◆ List of tasks
a – In the passage about Melancthon and Servetus, to whom did Melancthon write in 1539 about Servetus' book?
b – Continue the passage about Melancthon and Servetus from where it stops.

[Start Provided text]

In the year 1533, Melancthon wrote a letter to Joachim Camerarius, wherein he told him what he thought of Servetus and his books: among other things he says that he was always afraid disputes about the trinity would break out, some time or other.' And adds "Good God! what tragedies will this question whether the Logos or word be an hypostasis, or subsistence, or person; whether the spirit be so likewise? raise among posterity.' This same Melancthon, who seemed so much to deplore the tragedies which the above question would occasion, on hearing that Servetus' book, concerning the trinity, was dispersed in Italy, and very much approved of by many Italians, wrote a letter to the senate of Venice, in the year

1539, importing that a book of Servetus', who had revived the errors of Paulus Samosatenus, was handed about in their country. He besought them to use their utmost endeavors, that the impious errors of that man might be avoided, rejected, and abhorred. What was this but to stimulate those tragedies, with the bare apprehension of which he professed to be so much affected? What could the tendency of such a letter be but to rouse the demon of persecu. tion ?

[End Provided text]
[Start Given information]

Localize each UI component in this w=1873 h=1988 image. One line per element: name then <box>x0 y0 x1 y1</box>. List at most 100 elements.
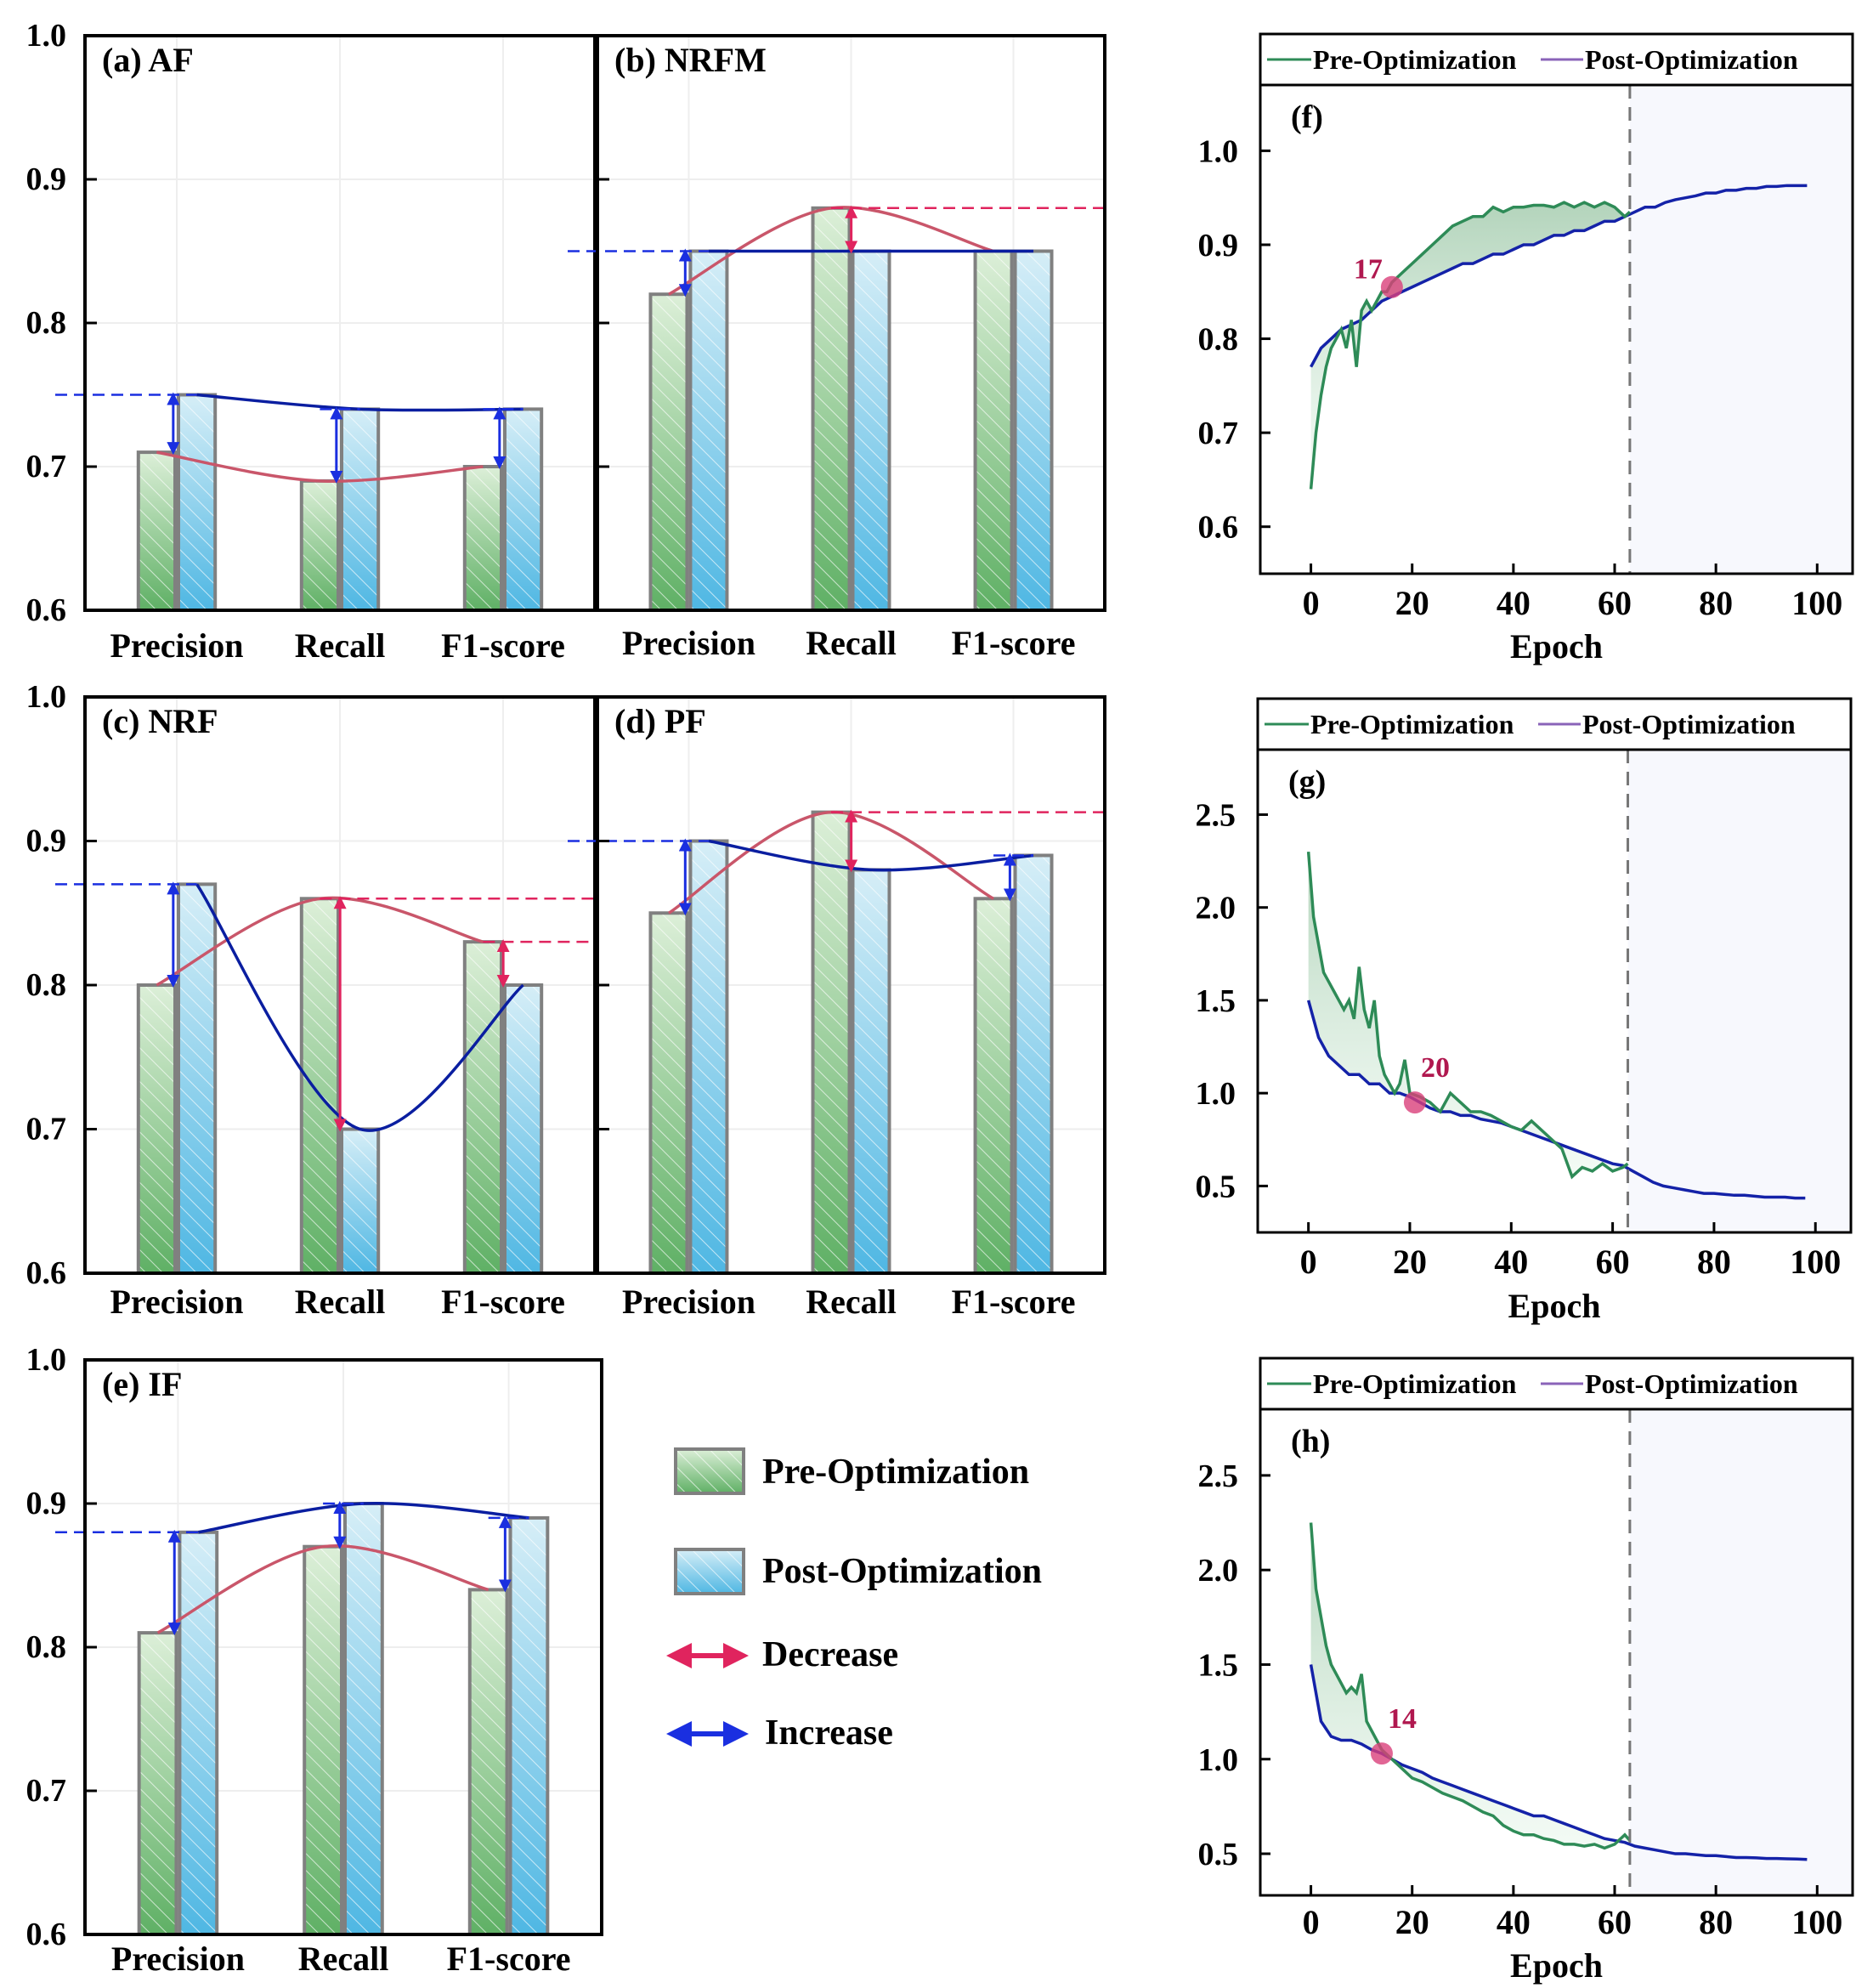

[End Given information]

◆ Results by task
a – The senate of Venice.

b –
Such were the measures adopted by the professed reformers to stop the progress of free enquiry, and counteract the efforts of Servetus to promote a further reformation. They treated him with scurrility; they endeavored to prevent the circulation of his books by all the 'means in their power; they labored to prejudice his cause every where; their object was to cry him down; even a popish senate was invoked to use their utmost endeavors to cause his doctrine to be avoided, rejected, and abhorred, i. e. in plain language, to suppress his writings, with the whole weight of their power and authority, and to proscribe all who might seem to countenance them. Was it for this they cast off their sovereign lord the pope, broke the yoke of his tyranny from their necks, and

abjured the church of Rome; that they might be popes themselves, impose a yoke of bondage upon the necks of others, and form a church after the model of that they had abjured? Was it for this that they put the scriptures into the hands of the people, and made so loud an outcry against the errors and abominations of popery; that they might anathematize those who gave a different sense of scripture to themselves? Was it that they might be sole arbiters in religious controversy, and regarded as the infallible expositors of scripture, that they rejected the infallibility of popes and councils? If not why did they attempt to suppress the writings of those who differed from them?

SECTION III.

Servetus publishes a second book on the trinity.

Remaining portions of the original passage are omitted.